Write out the whole listing word for word.

▼

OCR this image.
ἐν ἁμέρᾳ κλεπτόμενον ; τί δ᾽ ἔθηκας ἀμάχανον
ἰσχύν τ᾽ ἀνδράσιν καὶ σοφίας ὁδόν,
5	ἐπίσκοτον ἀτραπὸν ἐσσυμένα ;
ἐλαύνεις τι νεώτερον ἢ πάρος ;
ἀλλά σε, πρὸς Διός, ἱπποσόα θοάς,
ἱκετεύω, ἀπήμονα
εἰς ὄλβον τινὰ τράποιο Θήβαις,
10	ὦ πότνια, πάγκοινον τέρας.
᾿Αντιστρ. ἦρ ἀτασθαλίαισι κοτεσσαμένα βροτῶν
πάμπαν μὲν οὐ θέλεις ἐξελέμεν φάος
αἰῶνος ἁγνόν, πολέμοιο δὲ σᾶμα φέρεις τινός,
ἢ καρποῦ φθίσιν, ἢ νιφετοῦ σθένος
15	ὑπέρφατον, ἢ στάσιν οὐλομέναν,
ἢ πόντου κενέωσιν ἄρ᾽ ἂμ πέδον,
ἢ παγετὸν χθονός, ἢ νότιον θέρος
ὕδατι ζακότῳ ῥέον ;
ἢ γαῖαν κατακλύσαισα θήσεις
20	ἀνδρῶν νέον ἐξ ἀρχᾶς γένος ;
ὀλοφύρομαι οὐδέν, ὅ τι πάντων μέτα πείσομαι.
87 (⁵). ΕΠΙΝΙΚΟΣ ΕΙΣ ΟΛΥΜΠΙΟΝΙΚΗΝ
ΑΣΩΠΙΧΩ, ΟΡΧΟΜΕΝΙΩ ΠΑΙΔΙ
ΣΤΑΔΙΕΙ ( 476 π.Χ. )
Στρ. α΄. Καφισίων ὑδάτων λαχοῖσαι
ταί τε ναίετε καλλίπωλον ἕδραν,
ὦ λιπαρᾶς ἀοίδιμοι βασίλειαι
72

▲

* WRITTEN ANSWER:
OCR this image.
ἐν ἁμέρᾳ κλεπτόμενον ; τί δ᾽ ἔθηκας ἀμάχανον
ἰσχύν τ᾽ ἀνδράσιν καὶ σοφίας ὁδόν,
5	ἐπίσκοτον ἀτραπὸν ἐσσυμένα ;
ἐλαύνεις τι νεώτερον ἢ πάρος ;
ἀλλά σε, πρὸς Διός, ἱπποσόα θοάς,
ἱκετεύω, ἀπήμονα
εἰς ὄλβον τινὰ τράποιο Θήβαις,
10	ὦ πότνια, πάγκοινον τέρας.
᾿Αντιστρ. ἦρ ἀτασθαλίαισι κοτεσσαμένα βροτῶν
πάμπαν μὲν οὐ θέλεις ἐξελέμεν φάος
αἰῶνος ἁγνόν, πολέμοιο δὲ σᾶμα φέρεις τινός,
ἢ καρποῦ φθίσιν, ἢ νιφετοῦ σθένος
15	ὑπέρφατον, ἢ στάσιν οὐλομέναν,
ἢ πόντου κενέωσιν ἄρ᾽ ἂμ πέδον,
ἢ παγετὸν χθονός, ἢ νότιον θέρος
ὕδατι ζακότῳ ῥέον ;
ἢ γαῖαν κατακλύσαισα θήσεις
20	ἀνδρῶν νέον ἐξ ἀρχᾶς γένος ;
ὀλοφύρομαι οὐδέν, ὅ τι πάντων μέτα πείσομαι.
87 (⁵). ΕΠΙΝΙΚΟΣ ΕΙΣ ΟΛΥΜΠΙΟΝΙΚΗΝ
ΑΣΩΠΙΧΩ, ΟΡΧΟΜΕΝΙΩ ΠΑΙΔΙ
ΣΤΑΔΙΕΙ ( 476 π.Χ. )
Στρ. α΄. Καφισίων ὑδάτων λαχοῖσαι
ταί τε ναίετε καλλίπωλον ἕδραν,
ὦ λιπαρᾶς ἀοίδιμοι βασίλειαι
72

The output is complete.